Extracted records
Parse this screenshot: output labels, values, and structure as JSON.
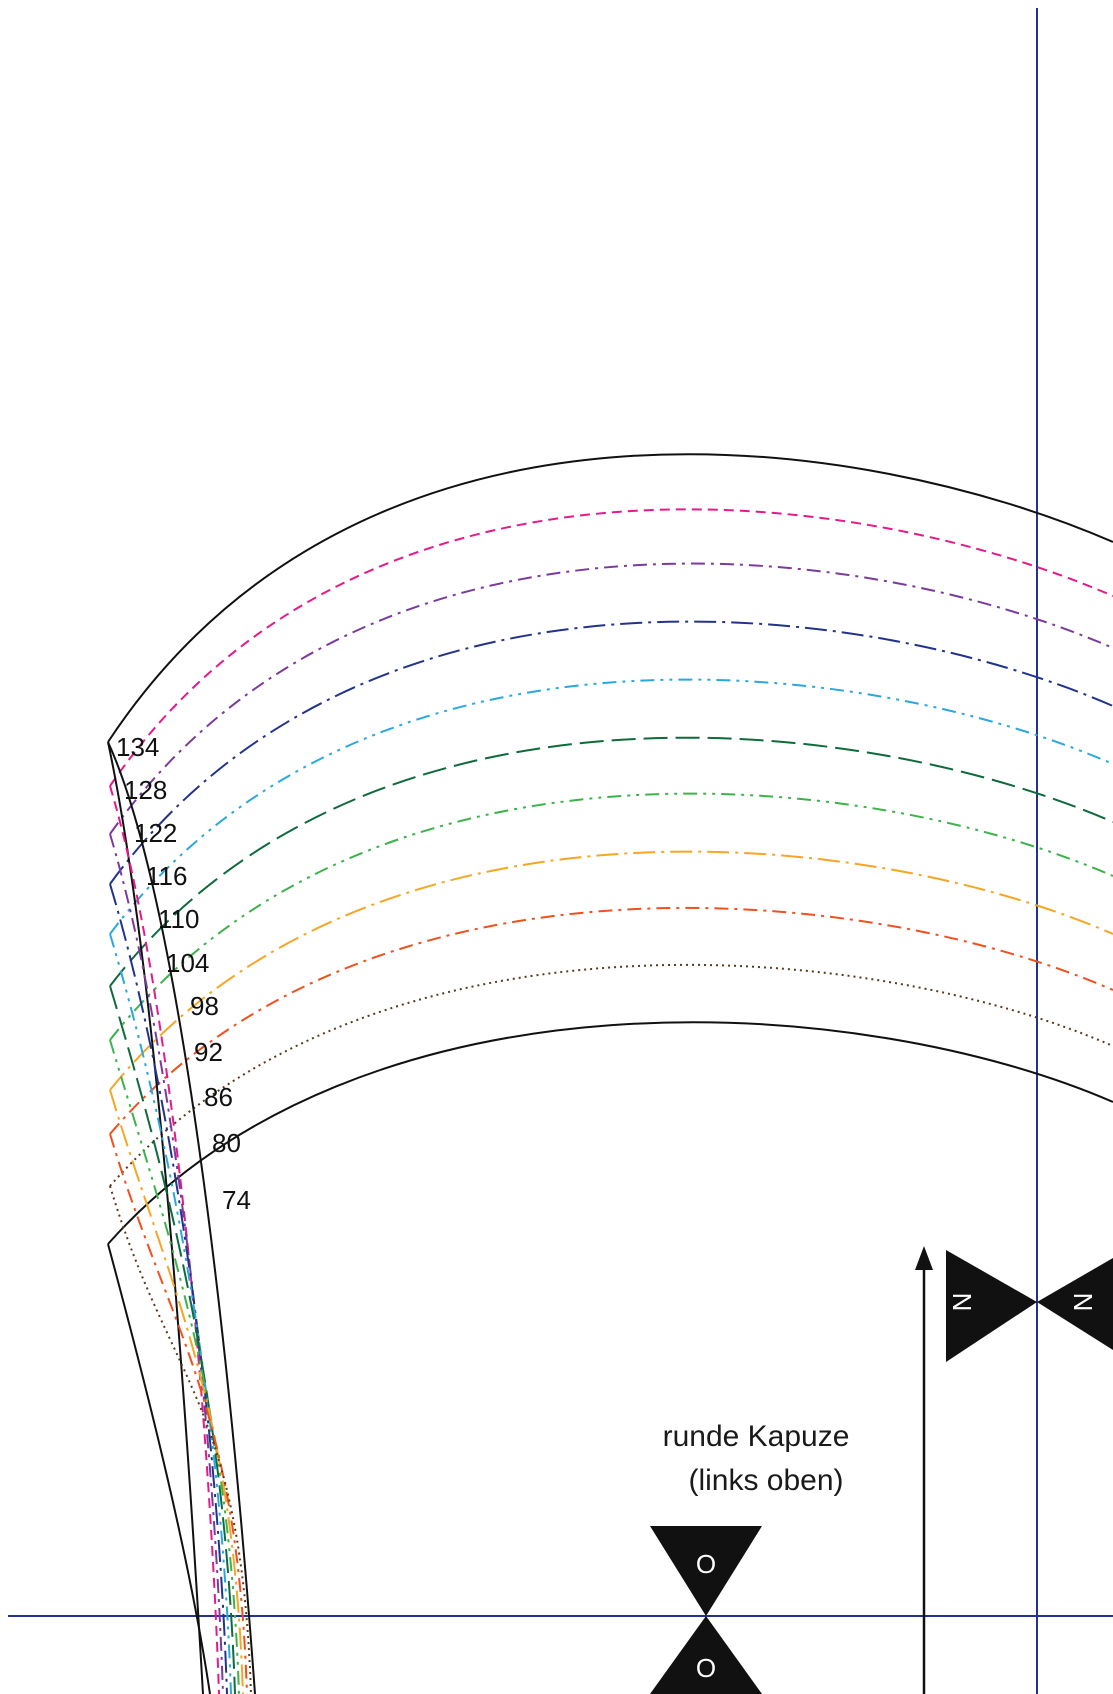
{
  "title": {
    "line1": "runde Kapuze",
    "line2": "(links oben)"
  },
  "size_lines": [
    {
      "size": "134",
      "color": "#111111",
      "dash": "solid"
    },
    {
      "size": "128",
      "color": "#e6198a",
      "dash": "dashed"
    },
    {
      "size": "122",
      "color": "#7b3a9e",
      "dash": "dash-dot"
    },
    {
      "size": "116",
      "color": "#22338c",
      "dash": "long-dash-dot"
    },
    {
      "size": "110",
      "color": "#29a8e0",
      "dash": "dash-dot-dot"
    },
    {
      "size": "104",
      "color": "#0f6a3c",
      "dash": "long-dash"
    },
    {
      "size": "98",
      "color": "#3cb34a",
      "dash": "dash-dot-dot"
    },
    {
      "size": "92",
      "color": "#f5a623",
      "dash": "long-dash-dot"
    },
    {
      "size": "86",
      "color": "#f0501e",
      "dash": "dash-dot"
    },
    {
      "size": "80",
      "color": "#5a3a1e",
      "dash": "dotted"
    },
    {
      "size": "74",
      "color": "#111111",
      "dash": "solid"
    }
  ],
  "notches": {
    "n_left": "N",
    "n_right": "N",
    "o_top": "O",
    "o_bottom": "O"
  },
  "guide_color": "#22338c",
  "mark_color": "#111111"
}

--

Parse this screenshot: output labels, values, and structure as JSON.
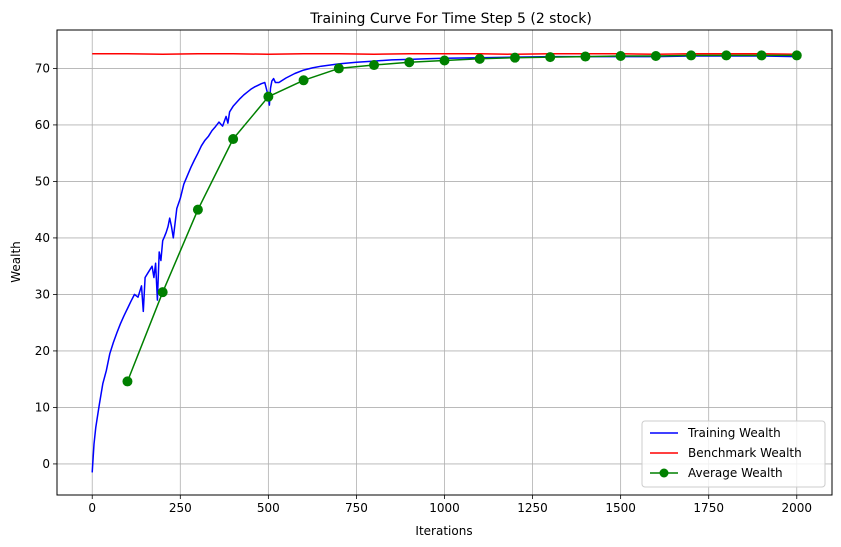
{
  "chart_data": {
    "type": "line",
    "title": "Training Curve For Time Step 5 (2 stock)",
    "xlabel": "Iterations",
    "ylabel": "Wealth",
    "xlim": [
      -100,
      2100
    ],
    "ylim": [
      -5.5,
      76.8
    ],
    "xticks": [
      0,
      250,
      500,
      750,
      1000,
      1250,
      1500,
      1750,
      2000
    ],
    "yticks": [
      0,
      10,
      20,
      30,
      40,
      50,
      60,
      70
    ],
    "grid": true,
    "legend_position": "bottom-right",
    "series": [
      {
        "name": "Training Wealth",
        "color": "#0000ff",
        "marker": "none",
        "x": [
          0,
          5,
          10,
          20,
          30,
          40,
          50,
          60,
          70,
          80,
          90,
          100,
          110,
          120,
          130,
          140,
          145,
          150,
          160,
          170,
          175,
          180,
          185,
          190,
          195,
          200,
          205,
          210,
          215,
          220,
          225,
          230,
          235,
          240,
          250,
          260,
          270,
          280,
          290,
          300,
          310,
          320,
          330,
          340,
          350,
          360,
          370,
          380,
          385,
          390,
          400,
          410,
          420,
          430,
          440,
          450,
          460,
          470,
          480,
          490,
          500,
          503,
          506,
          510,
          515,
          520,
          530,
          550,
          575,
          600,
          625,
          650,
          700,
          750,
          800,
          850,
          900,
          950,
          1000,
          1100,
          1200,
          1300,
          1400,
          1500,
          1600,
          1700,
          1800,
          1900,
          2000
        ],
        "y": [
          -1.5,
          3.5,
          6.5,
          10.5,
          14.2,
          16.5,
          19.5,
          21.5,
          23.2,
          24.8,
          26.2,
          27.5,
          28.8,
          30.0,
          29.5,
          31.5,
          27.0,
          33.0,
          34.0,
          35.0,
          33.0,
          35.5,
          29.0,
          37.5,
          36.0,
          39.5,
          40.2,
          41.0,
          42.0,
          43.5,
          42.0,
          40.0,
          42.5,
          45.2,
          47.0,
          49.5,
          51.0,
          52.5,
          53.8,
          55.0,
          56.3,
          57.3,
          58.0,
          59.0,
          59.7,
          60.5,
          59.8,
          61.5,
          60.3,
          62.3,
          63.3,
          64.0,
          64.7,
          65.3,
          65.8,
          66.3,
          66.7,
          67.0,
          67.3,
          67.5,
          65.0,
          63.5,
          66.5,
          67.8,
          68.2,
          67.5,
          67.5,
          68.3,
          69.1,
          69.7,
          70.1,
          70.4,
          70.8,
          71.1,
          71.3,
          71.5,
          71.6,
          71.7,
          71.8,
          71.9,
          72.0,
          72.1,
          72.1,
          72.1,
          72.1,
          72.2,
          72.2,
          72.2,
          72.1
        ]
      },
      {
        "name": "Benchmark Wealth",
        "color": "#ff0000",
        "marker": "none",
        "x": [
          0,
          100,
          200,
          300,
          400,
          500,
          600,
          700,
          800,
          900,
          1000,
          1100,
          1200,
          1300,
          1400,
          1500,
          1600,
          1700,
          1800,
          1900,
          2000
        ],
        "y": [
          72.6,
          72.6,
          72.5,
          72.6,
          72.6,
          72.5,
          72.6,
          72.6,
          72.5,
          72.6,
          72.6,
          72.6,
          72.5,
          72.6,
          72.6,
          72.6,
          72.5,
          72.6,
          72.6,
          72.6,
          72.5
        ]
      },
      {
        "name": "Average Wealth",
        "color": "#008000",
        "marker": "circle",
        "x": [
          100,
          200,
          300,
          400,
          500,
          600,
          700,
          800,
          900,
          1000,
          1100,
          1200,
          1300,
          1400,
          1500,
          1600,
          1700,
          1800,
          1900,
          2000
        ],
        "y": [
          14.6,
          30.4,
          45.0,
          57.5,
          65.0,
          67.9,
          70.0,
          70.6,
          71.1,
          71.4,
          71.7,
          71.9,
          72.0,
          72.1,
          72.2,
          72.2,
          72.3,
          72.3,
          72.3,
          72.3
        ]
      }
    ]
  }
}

Written instruction
Locate the string "Training" in the listing above and copy every line where it occurs.

Written solution
    "title": "Training Curve For Time Step 5 (2 stock)",
        "name": "Training Wealth",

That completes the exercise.